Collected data
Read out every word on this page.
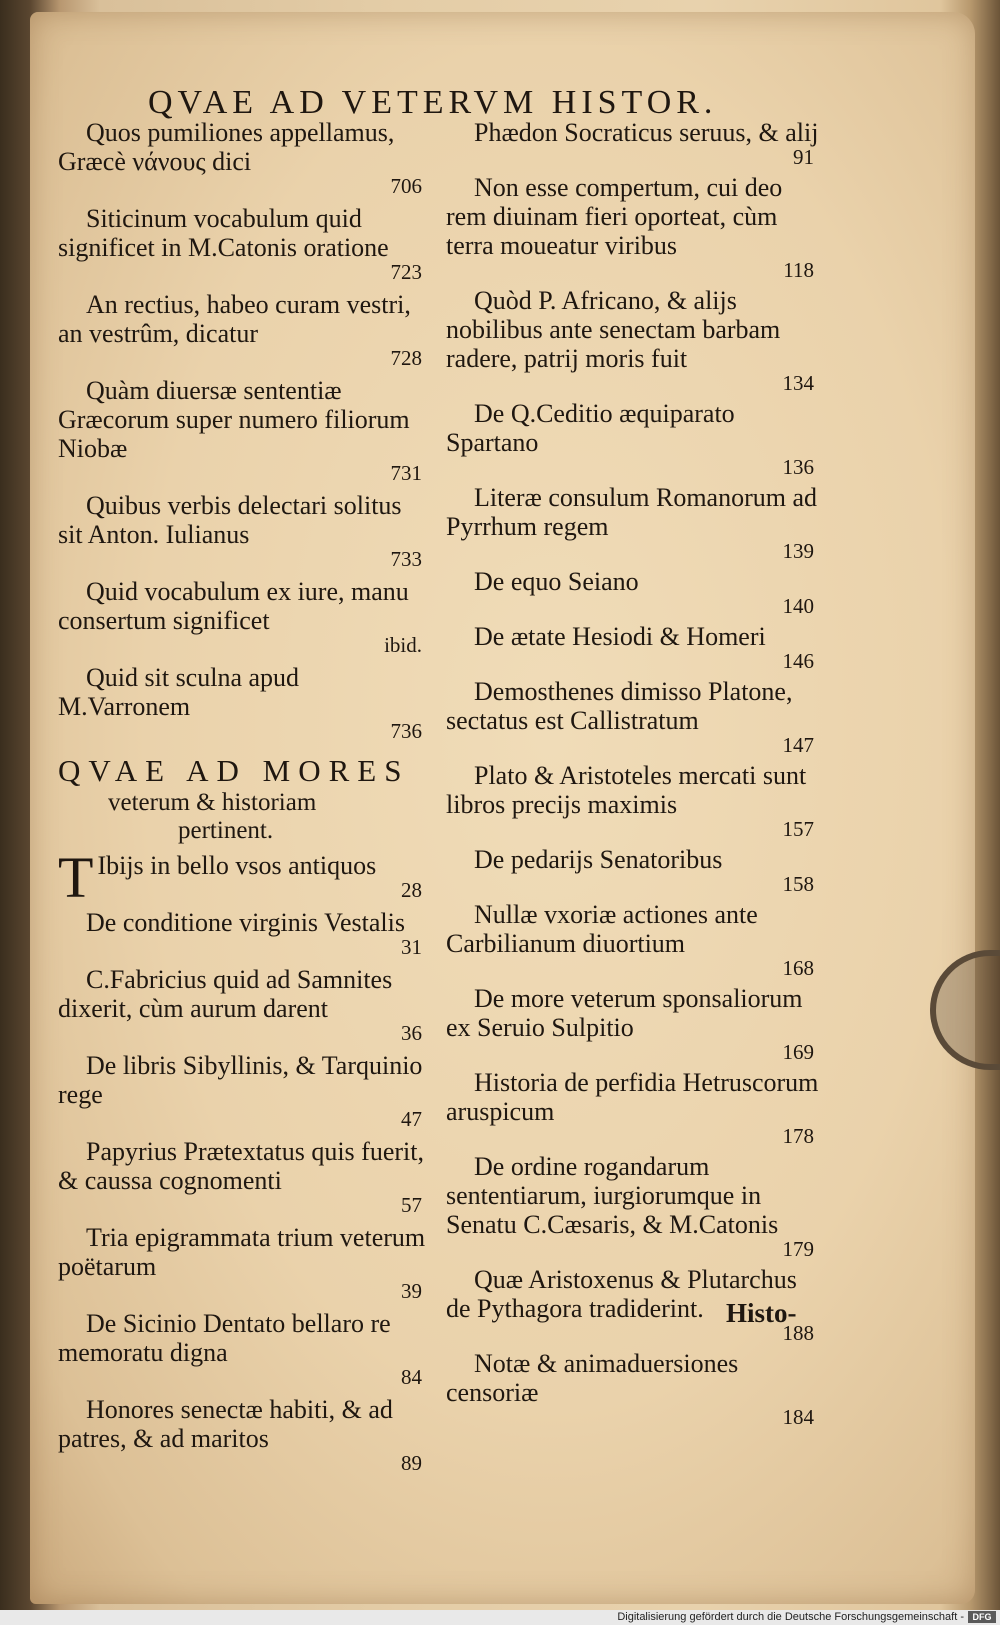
QVAE AD VETERVM HISTOR.
Quos pumiliones appellamus, Græcè νάνους dici
706
Siticinum vocabulum quid significet in M.Catonis oratione
723
An rectius, habeo curam vestri, an vestrûm, dicatur
728
Quàm diuersæ sententiæ Græcorum super numero filiorum Niobæ
731
Quibus verbis delectari solitus sit Anton. Iulianus
733
Quid vocabulum ex iure, manu consertum significet
ibid.
Quid sit sculna apud M.Varronem
736
QVAE AD MORES
veterum & historiam
pertinent.
T Ibijs in bello vsos antiquos
28
De conditione virginis Vestalis
31
C.Fabricius quid ad Samnites dixerit, cùm aurum darent
36
De libris Sibyllinis, & Tarquinio rege
47
Papyrius Prætextatus quis fuerit, & caussa cognomenti
57
Tria epigrammata trium veterum poëtarum
39
De Sicinio Dentato bellaro re memoratu digna
84
Honores senectæ habiti, & ad patres, & ad maritos
89
Phædon Socraticus seruus, & alij
91
Non esse compertum, cui deo rem diuinam fieri oporteat, cùm terra moueatur viribus
118
Quòd P. Africano, & alijs nobilibus ante senectam barbam radere, patrij moris fuit
134
De Q.Ceditio æquiparato Spartano
136
Literæ consulum Romanorum ad Pyrrhum regem
139
De equo Seiano
140
De ætate Hesiodi & Homeri
146
Demosthenes dimisso Platone, sectatus est Callistratum
147
Plato & Aristoteles mercati sunt libros precijs maximis
157
De pedarijs Senatoribus
158
Nullæ vxoriæ actiones ante Carbilianum diuortium
168
De more veterum sponsaliorum ex Seruio Sulpitio
169
Historia de perfidia Hetruscorum aruspicum
178
De ordine rogandarum sententiarum, iurgiorumque in Senatu C.Cæsaris, & M.Catonis
179
Quæ Aristoxenus & Plutarchus de Pythagora tradiderint.
188
Notæ & animaduersiones censoriæ
184
Histo-
Digitalisierung gefördert durch die Deutsche Forschungsgemeinschaft - DFG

■ Task goal ■
Working from the listing above, pick out every line that has "ante" and copy it.

■ Finished task ■
Quòd P. Africano, & alijs nobilibus ante senectam barbam radere, patrij moris fuit
Nullæ vxoriæ actiones ante Carbilianum diuortium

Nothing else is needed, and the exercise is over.